◆ Goal ◆
Reproduce the material word for word; the images stay out.

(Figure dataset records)
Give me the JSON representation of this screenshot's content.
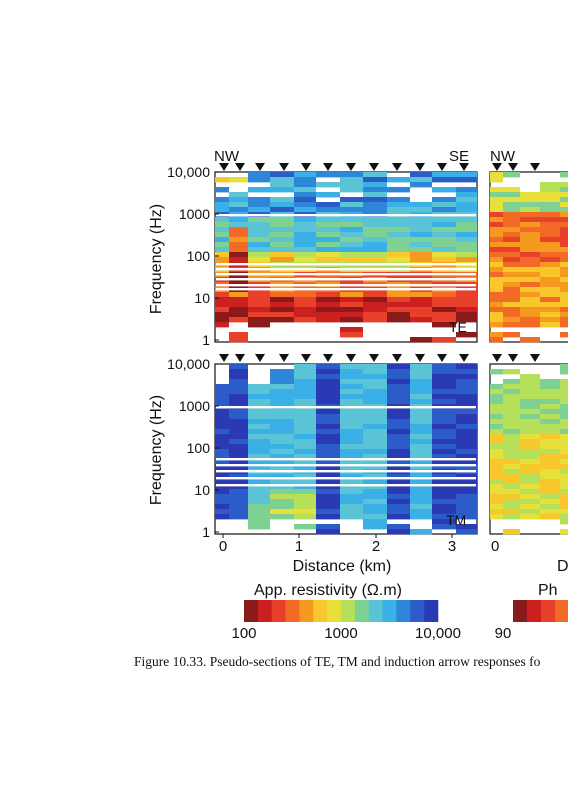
{
  "caption": "Figure 10.33.  Pseudo-sections of TE, TM and induction arrow responses fo",
  "y_axis_label": "Frequency (Hz)",
  "y_tick_labels": [
    "10,000",
    "1000",
    "100",
    "10",
    "1"
  ],
  "x_axis_label": "Distance (km)",
  "x_axis_label_right_partial": "D",
  "x_tick_labels": [
    "0",
    "1",
    "2",
    "3"
  ],
  "x_tick_label_right": "0",
  "direction_left": "NW",
  "direction_right": "SE",
  "direction_left_right_panel": "NW",
  "mode_labels": {
    "top": "TE",
    "bottom": "TM"
  },
  "resistivity_colorbar": {
    "title": "App.  resistivity (Ω.m)",
    "tick_labels": [
      "100",
      "1000",
      "10,000"
    ],
    "colors": [
      "#8b1a1a",
      "#cc2020",
      "#e8402a",
      "#f26a25",
      "#f69a1f",
      "#f7c72c",
      "#e7e03a",
      "#b6e05a",
      "#7fd191",
      "#5ac4d6",
      "#3ab0e6",
      "#2e86d8",
      "#2c5cc8",
      "#2a3ab4"
    ]
  },
  "phase_colorbar": {
    "title": "Ph",
    "tick_labels": [
      "90"
    ],
    "colors": [
      "#8b1a1a",
      "#cc2020",
      "#e8402a",
      "#f26a25"
    ]
  },
  "marker_count_left": 12,
  "marker_count_right": 3
}
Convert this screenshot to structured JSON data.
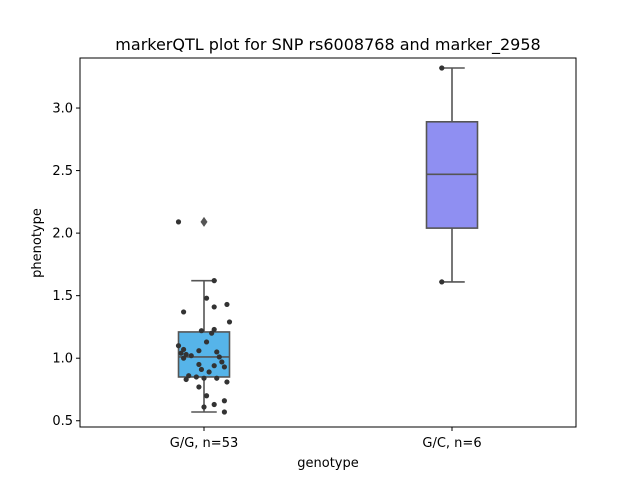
{
  "chart_data": {
    "type": "boxplot",
    "title": "markerQTL plot for SNP rs6008768 and marker_2958",
    "xlabel": "genotype",
    "ylabel": "phenotype",
    "ylim": [
      0.45,
      3.4
    ],
    "yticks": [
      0.5,
      1.0,
      1.5,
      2.0,
      2.5,
      3.0
    ],
    "ytick_labels": [
      "0.5",
      "1.0",
      "1.5",
      "2.0",
      "2.5",
      "3.0"
    ],
    "grid": false,
    "legend": "none",
    "categories": [
      "G/G, n=53",
      "G/C, n=6"
    ],
    "groups": [
      {
        "label": "G/G, n=53",
        "color": "#56b4e9",
        "whisker_low": 0.57,
        "q1": 0.85,
        "median": 1.01,
        "q3": 1.21,
        "whisker_high": 1.62,
        "outliers": [
          2.09
        ],
        "points": [
          [
            -0.1,
            2.09
          ],
          [
            0.04,
            1.62
          ],
          [
            0.01,
            1.48
          ],
          [
            0.09,
            1.43
          ],
          [
            0.04,
            1.41
          ],
          [
            -0.08,
            1.37
          ],
          [
            0.1,
            1.29
          ],
          [
            0.04,
            1.23
          ],
          [
            -0.01,
            1.22
          ],
          [
            0.03,
            1.2
          ],
          [
            0.01,
            1.13
          ],
          [
            -0.1,
            1.1
          ],
          [
            -0.08,
            1.07
          ],
          [
            -0.02,
            1.06
          ],
          [
            0.05,
            1.05
          ],
          [
            -0.09,
            1.04
          ],
          [
            -0.07,
            1.03
          ],
          [
            -0.05,
            1.02
          ],
          [
            0.06,
            1.01
          ],
          [
            -0.08,
            1.0
          ],
          [
            0.07,
            0.97
          ],
          [
            -0.02,
            0.95
          ],
          [
            0.04,
            0.94
          ],
          [
            0.08,
            0.93
          ],
          [
            -0.01,
            0.91
          ],
          [
            0.02,
            0.89
          ],
          [
            -0.06,
            0.86
          ],
          [
            -0.03,
            0.85
          ],
          [
            0.0,
            0.84
          ],
          [
            0.05,
            0.84
          ],
          [
            -0.07,
            0.83
          ],
          [
            0.09,
            0.81
          ],
          [
            -0.02,
            0.77
          ],
          [
            0.01,
            0.7
          ],
          [
            0.08,
            0.66
          ],
          [
            0.04,
            0.63
          ],
          [
            0.0,
            0.61
          ],
          [
            0.08,
            0.57
          ]
        ]
      },
      {
        "label": "G/C, n=6",
        "color": "#8f8ff2",
        "whisker_low": 1.61,
        "q1": 2.04,
        "median": 2.47,
        "q3": 2.89,
        "whisker_high": 3.32,
        "outliers": [],
        "points": [
          [
            -0.04,
            3.32
          ],
          [
            -0.04,
            1.61
          ]
        ]
      }
    ]
  }
}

◆ The answer ◆
Give me the JSON representation of this screenshot's content.
{
  "caption": "Figure 10.33.  Pseudo-sections of TE, TM and induction arrow responses fo",
  "y_axis_label": "Frequency (Hz)",
  "y_tick_labels": [
    "10,000",
    "1000",
    "100",
    "10",
    "1"
  ],
  "x_axis_label": "Distance (km)",
  "x_axis_label_right_partial": "D",
  "x_tick_labels": [
    "0",
    "1",
    "2",
    "3"
  ],
  "x_tick_label_right": "0",
  "direction_left": "NW",
  "direction_right": "SE",
  "direction_left_right_panel": "NW",
  "mode_labels": {
    "top": "TE",
    "bottom": "TM"
  },
  "resistivity_colorbar": {
    "title": "App.  resistivity (Ω.m)",
    "tick_labels": [
      "100",
      "1000",
      "10,000"
    ],
    "colors": [
      "#8b1a1a",
      "#cc2020",
      "#e8402a",
      "#f26a25",
      "#f69a1f",
      "#f7c72c",
      "#e7e03a",
      "#b6e05a",
      "#7fd191",
      "#5ac4d6",
      "#3ab0e6",
      "#2e86d8",
      "#2c5cc8",
      "#2a3ab4"
    ]
  },
  "phase_colorbar": {
    "title": "Ph",
    "tick_labels": [
      "90"
    ],
    "colors": [
      "#8b1a1a",
      "#cc2020",
      "#e8402a",
      "#f26a25"
    ]
  },
  "marker_count_left": 12,
  "marker_count_right": 3
}
Convert this screenshot to structured JSON data.
{
  "chart_data": {
    "type": "boxplot",
    "title": "markerQTL plot for SNP rs6008768 and marker_2958",
    "xlabel": "genotype",
    "ylabel": "phenotype",
    "ylim": [
      0.45,
      3.4
    ],
    "yticks": [
      0.5,
      1.0,
      1.5,
      2.0,
      2.5,
      3.0
    ],
    "ytick_labels": [
      "0.5",
      "1.0",
      "1.5",
      "2.0",
      "2.5",
      "3.0"
    ],
    "grid": false,
    "legend": "none",
    "categories": [
      "G/G, n=53",
      "G/C, n=6"
    ],
    "groups": [
      {
        "label": "G/G, n=53",
        "color": "#56b4e9",
        "whisker_low": 0.57,
        "q1": 0.85,
        "median": 1.01,
        "q3": 1.21,
        "whisker_high": 1.62,
        "outliers": [
          2.09
        ],
        "points": [
          [
            -0.1,
            2.09
          ],
          [
            0.04,
            1.62
          ],
          [
            0.01,
            1.48
          ],
          [
            0.09,
            1.43
          ],
          [
            0.04,
            1.41
          ],
          [
            -0.08,
            1.37
          ],
          [
            0.1,
            1.29
          ],
          [
            0.04,
            1.23
          ],
          [
            -0.01,
            1.22
          ],
          [
            0.03,
            1.2
          ],
          [
            0.01,
            1.13
          ],
          [
            -0.1,
            1.1
          ],
          [
            -0.08,
            1.07
          ],
          [
            -0.02,
            1.06
          ],
          [
            0.05,
            1.05
          ],
          [
            -0.09,
            1.04
          ],
          [
            -0.07,
            1.03
          ],
          [
            -0.05,
            1.02
          ],
          [
            0.06,
            1.01
          ],
          [
            -0.08,
            1.0
          ],
          [
            0.07,
            0.97
          ],
          [
            -0.02,
            0.95
          ],
          [
            0.04,
            0.94
          ],
          [
            0.08,
            0.93
          ],
          [
            -0.01,
            0.91
          ],
          [
            0.02,
            0.89
          ],
          [
            -0.06,
            0.86
          ],
          [
            -0.03,
            0.85
          ],
          [
            0.0,
            0.84
          ],
          [
            0.05,
            0.84
          ],
          [
            -0.07,
            0.83
          ],
          [
            0.09,
            0.81
          ],
          [
            -0.02,
            0.77
          ],
          [
            0.01,
            0.7
          ],
          [
            0.08,
            0.66
          ],
          [
            0.04,
            0.63
          ],
          [
            0.0,
            0.61
          ],
          [
            0.08,
            0.57
          ]
        ]
      },
      {
        "label": "G/C, n=6",
        "color": "#8f8ff2",
        "whisker_low": 1.61,
        "q1": 2.04,
        "median": 2.47,
        "q3": 2.89,
        "whisker_high": 3.32,
        "outliers": [],
        "points": [
          [
            -0.04,
            3.32
          ],
          [
            -0.04,
            1.61
          ]
        ]
      }
    ]
  }
}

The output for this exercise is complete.